[start]

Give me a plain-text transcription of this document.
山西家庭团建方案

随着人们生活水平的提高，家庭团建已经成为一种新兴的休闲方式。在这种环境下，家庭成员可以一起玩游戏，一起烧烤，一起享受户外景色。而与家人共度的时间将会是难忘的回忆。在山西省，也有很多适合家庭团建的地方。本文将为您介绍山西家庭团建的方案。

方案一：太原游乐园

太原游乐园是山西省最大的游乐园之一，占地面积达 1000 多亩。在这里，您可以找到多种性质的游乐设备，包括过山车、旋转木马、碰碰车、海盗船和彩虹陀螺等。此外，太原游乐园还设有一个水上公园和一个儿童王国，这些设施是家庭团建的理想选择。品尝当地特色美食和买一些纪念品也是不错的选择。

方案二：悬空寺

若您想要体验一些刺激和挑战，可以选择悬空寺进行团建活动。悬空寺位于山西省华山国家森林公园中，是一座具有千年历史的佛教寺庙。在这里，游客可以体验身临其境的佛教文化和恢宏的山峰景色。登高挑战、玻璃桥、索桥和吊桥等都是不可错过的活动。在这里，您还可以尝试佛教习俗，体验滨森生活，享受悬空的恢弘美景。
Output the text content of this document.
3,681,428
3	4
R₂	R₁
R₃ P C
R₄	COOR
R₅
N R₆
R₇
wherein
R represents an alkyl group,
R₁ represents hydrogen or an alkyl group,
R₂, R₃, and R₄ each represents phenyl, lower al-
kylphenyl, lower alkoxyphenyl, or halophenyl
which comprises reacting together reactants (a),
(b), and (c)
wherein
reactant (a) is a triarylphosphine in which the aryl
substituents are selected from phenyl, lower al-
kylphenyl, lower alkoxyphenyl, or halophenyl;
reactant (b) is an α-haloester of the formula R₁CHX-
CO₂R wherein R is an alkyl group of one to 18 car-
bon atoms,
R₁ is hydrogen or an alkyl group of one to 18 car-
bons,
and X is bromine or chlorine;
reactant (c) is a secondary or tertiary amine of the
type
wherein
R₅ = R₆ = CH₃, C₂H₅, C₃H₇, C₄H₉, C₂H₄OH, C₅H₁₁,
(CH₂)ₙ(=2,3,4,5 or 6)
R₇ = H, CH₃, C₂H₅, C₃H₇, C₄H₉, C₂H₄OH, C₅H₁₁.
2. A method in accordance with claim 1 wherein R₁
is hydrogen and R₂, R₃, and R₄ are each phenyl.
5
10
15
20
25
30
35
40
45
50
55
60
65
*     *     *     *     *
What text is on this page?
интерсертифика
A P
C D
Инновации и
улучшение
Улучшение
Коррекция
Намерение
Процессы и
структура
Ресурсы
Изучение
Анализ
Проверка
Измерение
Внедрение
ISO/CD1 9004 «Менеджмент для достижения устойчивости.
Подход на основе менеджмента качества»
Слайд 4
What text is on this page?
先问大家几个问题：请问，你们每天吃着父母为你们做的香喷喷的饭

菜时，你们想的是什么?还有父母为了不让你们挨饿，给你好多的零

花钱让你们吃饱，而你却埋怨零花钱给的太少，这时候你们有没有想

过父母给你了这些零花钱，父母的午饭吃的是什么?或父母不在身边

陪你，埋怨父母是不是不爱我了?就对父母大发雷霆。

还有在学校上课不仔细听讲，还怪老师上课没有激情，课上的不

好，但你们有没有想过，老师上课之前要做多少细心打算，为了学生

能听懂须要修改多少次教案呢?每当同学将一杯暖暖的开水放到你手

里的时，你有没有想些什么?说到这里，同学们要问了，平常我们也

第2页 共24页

[end]

*SET PROBLEM:* Reproduce each line of the entries in which the word "C₂H₅" is found.

*RESPONSE TO THE EXERCISE:*
R₅ = R₆ = CH₃, C₂H₅, C₃H₇, C₄H₉, C₂H₄OH, C₅H₁₁,
R₇ = H, CH₃, C₂H₅, C₃H₇, C₄H₉, C₂H₄OH, C₅H₁₁.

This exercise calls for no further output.